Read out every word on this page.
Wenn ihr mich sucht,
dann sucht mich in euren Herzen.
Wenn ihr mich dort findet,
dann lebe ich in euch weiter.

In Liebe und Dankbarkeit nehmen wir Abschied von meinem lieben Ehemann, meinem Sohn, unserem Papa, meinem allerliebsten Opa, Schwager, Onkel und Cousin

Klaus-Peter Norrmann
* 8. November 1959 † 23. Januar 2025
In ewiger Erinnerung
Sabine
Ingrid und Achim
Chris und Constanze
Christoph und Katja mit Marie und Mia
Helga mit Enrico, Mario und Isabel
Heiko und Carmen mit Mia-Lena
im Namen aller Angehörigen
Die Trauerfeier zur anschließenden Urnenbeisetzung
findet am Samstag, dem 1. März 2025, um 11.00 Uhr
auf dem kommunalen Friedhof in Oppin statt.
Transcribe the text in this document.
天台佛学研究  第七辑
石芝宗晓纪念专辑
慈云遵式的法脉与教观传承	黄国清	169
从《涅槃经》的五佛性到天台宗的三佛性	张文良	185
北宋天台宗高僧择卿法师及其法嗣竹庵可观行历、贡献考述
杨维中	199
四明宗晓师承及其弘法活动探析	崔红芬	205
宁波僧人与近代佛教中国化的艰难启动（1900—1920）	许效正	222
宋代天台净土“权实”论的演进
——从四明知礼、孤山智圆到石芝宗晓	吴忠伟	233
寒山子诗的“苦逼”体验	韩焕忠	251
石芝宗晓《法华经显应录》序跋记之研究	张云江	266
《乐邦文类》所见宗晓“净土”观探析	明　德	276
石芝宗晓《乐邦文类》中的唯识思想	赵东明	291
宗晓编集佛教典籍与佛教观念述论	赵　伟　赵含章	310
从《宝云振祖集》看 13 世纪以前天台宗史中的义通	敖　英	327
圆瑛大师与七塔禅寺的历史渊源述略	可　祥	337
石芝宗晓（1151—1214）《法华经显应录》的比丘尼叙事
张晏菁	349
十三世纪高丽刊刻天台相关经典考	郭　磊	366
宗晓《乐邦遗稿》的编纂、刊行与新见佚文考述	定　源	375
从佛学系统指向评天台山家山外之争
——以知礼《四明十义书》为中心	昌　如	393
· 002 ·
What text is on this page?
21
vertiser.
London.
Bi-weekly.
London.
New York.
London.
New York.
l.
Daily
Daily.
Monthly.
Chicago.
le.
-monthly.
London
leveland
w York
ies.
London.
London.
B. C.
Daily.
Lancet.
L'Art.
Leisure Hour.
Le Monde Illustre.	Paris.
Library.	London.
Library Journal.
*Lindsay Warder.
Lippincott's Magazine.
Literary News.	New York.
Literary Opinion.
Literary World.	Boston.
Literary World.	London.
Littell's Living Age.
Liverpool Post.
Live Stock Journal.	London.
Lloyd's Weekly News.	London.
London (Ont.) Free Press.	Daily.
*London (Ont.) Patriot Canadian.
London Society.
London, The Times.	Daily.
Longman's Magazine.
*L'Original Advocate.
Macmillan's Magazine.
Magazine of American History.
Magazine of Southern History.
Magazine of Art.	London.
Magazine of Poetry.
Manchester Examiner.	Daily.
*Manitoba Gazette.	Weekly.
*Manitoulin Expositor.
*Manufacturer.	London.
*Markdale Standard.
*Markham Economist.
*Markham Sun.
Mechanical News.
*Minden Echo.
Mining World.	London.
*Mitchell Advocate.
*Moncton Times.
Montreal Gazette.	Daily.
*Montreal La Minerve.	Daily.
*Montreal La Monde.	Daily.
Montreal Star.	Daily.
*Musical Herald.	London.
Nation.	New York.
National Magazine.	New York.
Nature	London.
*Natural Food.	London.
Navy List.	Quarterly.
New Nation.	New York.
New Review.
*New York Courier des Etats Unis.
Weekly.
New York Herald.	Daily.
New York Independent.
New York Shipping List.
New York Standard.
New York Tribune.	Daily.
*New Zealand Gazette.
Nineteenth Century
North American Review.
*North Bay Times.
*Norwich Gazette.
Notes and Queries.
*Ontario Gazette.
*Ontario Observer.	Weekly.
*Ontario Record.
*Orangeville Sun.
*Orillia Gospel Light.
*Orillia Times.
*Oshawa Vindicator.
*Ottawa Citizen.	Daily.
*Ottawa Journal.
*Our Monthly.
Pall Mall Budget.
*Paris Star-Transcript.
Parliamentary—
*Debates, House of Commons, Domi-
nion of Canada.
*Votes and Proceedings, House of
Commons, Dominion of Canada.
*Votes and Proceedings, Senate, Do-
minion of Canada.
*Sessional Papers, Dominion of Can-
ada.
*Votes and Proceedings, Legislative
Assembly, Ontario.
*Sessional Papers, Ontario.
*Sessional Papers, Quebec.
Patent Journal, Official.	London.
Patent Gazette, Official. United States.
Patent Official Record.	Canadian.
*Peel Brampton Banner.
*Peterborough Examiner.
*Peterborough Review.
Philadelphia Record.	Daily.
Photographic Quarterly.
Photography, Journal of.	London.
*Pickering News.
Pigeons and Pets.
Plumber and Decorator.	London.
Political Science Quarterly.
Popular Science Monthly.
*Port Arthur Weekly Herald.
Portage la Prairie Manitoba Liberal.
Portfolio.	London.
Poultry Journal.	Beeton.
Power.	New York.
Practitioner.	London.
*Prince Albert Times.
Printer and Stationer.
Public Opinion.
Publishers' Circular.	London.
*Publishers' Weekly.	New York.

☆ ☆ ☆

* [Instructions for the task] Locate each line with the word "乐邦文类" and copy it.

* [Output for this task]
《乐邦文类》所见宗晓“净土”观探析	明　德	276
石芝宗晓《乐邦文类》中的唯识思想	赵东明	291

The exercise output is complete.